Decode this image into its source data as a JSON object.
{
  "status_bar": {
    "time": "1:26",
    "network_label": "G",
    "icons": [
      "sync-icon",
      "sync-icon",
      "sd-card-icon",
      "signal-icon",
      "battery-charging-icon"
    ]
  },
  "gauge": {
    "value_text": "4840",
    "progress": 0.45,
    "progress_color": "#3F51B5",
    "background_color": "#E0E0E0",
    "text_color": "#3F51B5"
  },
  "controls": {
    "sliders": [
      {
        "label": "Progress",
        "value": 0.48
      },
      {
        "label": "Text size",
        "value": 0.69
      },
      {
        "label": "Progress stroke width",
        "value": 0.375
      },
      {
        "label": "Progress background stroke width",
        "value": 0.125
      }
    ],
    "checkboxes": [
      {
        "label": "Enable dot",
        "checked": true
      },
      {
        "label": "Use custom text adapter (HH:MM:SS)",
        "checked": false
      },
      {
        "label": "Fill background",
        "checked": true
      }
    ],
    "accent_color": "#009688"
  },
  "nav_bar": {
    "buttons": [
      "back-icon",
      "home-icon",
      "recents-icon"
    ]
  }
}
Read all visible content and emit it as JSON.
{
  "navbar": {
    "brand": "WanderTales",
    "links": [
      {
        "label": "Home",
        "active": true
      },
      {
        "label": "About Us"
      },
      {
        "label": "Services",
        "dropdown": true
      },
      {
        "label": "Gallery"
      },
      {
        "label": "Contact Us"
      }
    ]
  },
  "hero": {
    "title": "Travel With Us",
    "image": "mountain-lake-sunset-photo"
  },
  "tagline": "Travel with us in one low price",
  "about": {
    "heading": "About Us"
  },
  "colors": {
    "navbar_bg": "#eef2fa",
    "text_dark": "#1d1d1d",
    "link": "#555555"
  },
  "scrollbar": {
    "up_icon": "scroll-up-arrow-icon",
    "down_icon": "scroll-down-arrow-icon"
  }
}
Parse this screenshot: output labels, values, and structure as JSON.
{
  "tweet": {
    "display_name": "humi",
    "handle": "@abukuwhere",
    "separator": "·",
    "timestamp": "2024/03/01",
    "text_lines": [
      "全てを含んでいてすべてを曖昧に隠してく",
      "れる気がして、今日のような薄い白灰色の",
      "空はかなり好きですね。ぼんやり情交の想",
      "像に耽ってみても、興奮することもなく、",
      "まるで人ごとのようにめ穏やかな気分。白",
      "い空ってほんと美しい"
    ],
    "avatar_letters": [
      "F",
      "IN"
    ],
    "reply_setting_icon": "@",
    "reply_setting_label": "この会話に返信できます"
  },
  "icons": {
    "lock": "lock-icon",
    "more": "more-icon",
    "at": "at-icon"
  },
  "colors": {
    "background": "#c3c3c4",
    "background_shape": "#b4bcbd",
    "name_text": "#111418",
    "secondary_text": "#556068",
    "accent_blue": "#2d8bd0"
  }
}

- - - - - - -

AIM
In the entries above, identify every line with the string "true".

FULL ANSWER
        "checked": true
        "checked": true
        "active": true
        "dropdown": true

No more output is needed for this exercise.